Extract every line of the material that holds the string "name".

§ §

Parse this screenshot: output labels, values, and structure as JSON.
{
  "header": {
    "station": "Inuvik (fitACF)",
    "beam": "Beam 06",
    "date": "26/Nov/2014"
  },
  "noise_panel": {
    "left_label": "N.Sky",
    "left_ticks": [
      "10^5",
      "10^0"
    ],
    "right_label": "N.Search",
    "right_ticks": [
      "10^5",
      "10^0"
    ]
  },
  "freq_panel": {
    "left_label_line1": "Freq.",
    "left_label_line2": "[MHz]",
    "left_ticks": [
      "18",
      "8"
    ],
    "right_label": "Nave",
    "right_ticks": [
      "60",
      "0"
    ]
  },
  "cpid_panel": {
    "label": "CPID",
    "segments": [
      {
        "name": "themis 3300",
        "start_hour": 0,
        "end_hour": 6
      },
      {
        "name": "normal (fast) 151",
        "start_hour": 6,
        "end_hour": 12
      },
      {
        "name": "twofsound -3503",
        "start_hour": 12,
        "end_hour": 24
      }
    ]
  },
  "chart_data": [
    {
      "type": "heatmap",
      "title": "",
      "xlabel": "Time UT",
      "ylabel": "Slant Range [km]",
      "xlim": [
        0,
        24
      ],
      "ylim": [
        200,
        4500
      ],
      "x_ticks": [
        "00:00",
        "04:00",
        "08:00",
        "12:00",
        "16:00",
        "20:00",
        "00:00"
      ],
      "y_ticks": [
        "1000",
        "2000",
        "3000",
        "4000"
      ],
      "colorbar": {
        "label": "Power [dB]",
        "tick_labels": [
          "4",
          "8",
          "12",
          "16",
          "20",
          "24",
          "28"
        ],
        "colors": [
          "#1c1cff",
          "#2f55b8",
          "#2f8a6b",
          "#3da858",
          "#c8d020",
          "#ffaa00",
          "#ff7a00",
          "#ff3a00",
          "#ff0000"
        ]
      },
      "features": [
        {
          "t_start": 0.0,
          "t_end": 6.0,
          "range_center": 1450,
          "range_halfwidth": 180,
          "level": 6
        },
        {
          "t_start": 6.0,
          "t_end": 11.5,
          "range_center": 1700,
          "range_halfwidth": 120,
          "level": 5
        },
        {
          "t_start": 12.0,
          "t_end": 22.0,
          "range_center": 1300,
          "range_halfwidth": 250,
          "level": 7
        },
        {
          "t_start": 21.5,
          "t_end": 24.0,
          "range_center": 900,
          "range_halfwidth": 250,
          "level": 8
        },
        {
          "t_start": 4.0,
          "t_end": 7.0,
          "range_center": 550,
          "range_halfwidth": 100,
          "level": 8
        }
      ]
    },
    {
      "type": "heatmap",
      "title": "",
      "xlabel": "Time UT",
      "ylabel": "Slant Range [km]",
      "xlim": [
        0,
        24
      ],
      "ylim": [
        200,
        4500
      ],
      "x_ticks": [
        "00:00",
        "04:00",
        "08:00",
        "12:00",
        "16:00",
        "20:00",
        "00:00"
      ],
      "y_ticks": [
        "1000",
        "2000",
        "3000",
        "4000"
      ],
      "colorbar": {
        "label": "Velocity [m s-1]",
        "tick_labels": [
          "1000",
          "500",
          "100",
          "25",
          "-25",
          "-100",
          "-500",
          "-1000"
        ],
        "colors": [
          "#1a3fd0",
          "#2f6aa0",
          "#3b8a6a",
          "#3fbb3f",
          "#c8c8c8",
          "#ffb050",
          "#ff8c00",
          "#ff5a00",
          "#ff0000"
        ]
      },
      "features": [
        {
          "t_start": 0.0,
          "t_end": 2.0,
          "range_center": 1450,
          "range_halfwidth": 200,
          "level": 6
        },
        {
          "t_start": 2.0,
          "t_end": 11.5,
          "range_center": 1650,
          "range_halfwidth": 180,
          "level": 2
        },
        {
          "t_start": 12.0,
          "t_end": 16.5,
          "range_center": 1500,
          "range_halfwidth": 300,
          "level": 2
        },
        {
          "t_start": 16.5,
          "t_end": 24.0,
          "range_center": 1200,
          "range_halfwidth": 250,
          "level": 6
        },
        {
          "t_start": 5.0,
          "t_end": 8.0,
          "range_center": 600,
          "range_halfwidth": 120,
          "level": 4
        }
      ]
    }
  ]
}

§ §

• Answer to this task
        "name": "themis 3300",
        "name": "normal (fast) 151",
        "name": "twofsound -3503",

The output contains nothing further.